▸ Data excerpts:
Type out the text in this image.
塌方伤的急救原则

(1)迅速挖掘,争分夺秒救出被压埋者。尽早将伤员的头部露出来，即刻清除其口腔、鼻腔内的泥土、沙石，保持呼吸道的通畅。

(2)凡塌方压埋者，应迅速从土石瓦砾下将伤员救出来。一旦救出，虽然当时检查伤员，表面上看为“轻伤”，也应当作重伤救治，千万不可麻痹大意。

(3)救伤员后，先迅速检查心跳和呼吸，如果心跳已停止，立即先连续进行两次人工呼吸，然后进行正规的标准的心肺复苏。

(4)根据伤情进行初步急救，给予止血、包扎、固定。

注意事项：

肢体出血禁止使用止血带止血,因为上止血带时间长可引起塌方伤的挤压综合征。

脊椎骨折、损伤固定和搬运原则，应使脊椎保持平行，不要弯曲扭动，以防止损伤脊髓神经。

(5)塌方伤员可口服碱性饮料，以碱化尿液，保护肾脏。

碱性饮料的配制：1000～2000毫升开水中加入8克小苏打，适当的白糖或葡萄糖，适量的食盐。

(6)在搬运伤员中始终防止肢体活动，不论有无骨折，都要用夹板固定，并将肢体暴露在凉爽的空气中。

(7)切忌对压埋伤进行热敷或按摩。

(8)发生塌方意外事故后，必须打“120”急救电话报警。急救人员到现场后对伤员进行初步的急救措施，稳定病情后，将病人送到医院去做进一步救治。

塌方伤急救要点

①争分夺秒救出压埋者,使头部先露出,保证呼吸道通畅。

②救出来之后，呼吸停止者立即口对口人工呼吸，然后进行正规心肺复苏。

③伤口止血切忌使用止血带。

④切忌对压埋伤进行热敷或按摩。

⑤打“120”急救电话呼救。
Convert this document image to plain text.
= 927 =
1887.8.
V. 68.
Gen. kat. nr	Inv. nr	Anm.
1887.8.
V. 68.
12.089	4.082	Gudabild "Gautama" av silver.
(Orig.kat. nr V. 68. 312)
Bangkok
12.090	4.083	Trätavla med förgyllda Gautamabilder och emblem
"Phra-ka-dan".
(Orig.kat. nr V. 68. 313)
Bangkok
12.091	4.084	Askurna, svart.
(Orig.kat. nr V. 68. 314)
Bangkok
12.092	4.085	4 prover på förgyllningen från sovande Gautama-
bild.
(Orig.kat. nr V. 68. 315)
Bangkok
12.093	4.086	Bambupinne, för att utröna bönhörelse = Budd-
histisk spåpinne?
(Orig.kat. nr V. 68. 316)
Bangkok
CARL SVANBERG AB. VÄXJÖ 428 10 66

▸ Problem to solve:
Above are the records; copy exactly the lines from the one with "Convert this document image to plain text." through the final line.

▸ Answer for this exercise:
Convert this document image to plain text.
= 927 =
1887.8.
V. 68.
Gen. kat. nr	Inv. nr	Anm.
1887.8.
V. 68.
12.089	4.082	Gudabild "Gautama" av silver.
(Orig.kat. nr V. 68. 312)
Bangkok
12.090	4.083	Trätavla med förgyllda Gautamabilder och emblem
"Phra-ka-dan".
(Orig.kat. nr V. 68. 313)
Bangkok
12.091	4.084	Askurna, svart.
(Orig.kat. nr V. 68. 314)
Bangkok
12.092	4.085	4 prover på förgyllningen från sovande Gautama-
bild.
(Orig.kat. nr V. 68. 315)
Bangkok
12.093	4.086	Bambupinne, för att utröna bönhörelse = Budd-
histisk spåpinne?
(Orig.kat. nr V. 68. 316)
Bangkok
CARL SVANBERG AB. VÄXJÖ 428 10 66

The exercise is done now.